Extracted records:
========

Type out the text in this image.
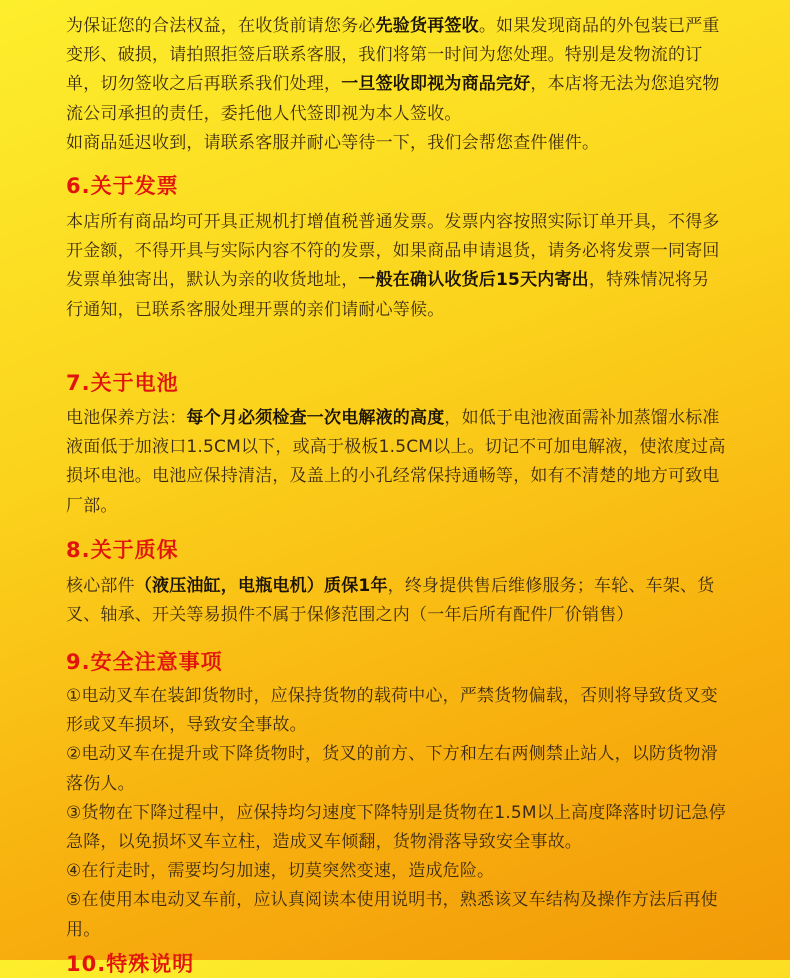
为保证您的合法权益，在收货前请您务必先验货再签收。如果发现商品的外包装已严重变形、破损，请拍照拒签后联系客服，我们将第一时间为您处理。特别是发物流的订单，切勿签收之后再联系我们处理，一旦签收即视为商品完好，本店将无法为您追究物流公司承担的责任，委托他人代签即视为本人签收。

如商品延迟收到，请联系客服并耐心等待一下，我们会帮您查件催件。

6.关于发票

本店所有商品均可开具正规机打增值税普通发票。发票内容按照实际订单开具，不得多开金额，不得开具与实际内容不符的发票，如果商品申请退货，请务必将发票一同寄回发票单独寄出，默认为亲的收货地址，一般在确认收货后15天内寄出，特殊情况将另行通知，已联系客服处理开票的亲们请耐心等候。

7.关于电池

电池保养方法：每个月必须检查一次电解液的高度，如低于电池液面需补加蒸馏水标准液面低于加液口1.5CM以下，或高于极板1.5CM以上。切记不可加电解液，使浓度过高损坏电池。电池应保持清洁，及盖上的小孔经常保持通畅等，如有不清楚的地方可致电厂部。

8.关于质保

核心部件（液压油缸，电瓶电机）质保1年，终身提供售后维修服务；车轮、车架、货叉、轴承、开关等易损件不属于保修范围之内（一年后所有配件厂价销售）

9.安全注意事项
①电动叉车在装卸货物时，应保持货物的载荷中心，严禁货物偏载，否则将导致货叉变形或叉车损坏，导致安全事故。
②电动叉车在提升或下降货物时，货叉的前方、下方和左右两侧禁止站人，以防货物滑落伤人。
③货物在下降过程中，应保持均匀速度下降特别是货物在1.5M以上高度降落时切记急停急降，以免损坏叉车立柱，造成叉车倾翻，货物滑落导致安全事故。
④在行走时，需要均匀加速，切莫突然变速，造成危险。
⑤在使用本电动叉车前，应认真阅读本使用说明书，熟悉该叉车结构及操作方法后再使用。
10.特殊说明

========

## [Work to do]
Leaving aside the images, write out the entries above word for word.

## [Correct response]
Type out the text in this image.
为保证您的合法权益，在收货前请您务必先验货再签收。如果发现商品的外包装已严重变形、破损，请拍照拒签后联系客服，我们将第一时间为您处理。特别是发物流的订单，切勿签收之后再联系我们处理，一旦签收即视为商品完好，本店将无法为您追究物流公司承担的责任，委托他人代签即视为本人签收。

如商品延迟收到，请联系客服并耐心等待一下，我们会帮您查件催件。

6.关于发票

本店所有商品均可开具正规机打增值税普通发票。发票内容按照实际订单开具，不得多开金额，不得开具与实际内容不符的发票，如果商品申请退货，请务必将发票一同寄回发票单独寄出，默认为亲的收货地址，一般在确认收货后15天内寄出，特殊情况将另行通知，已联系客服处理开票的亲们请耐心等候。

7.关于电池

电池保养方法：每个月必须检查一次电解液的高度，如低于电池液面需补加蒸馏水标准液面低于加液口1.5CM以下，或高于极板1.5CM以上。切记不可加电解液，使浓度过高损坏电池。电池应保持清洁，及盖上的小孔经常保持通畅等，如有不清楚的地方可致电厂部。

8.关于质保

核心部件（液压油缸，电瓶电机）质保1年，终身提供售后维修服务；车轮、车架、货叉、轴承、开关等易损件不属于保修范围之内（一年后所有配件厂价销售）

9.安全注意事项
①电动叉车在装卸货物时，应保持货物的载荷中心，严禁货物偏载，否则将导致货叉变形或叉车损坏，导致安全事故。
②电动叉车在提升或下降货物时，货叉的前方、下方和左右两侧禁止站人，以防货物滑落伤人。
③货物在下降过程中，应保持均匀速度下降特别是货物在1.5M以上高度降落时切记急停急降，以免损坏叉车立柱，造成叉车倾翻，货物滑落导致安全事故。
④在行走时，需要均匀加速，切莫突然变速，造成危险。
⑤在使用本电动叉车前，应认真阅读本使用说明书，熟悉该叉车结构及操作方法后再使用。
10.特殊说明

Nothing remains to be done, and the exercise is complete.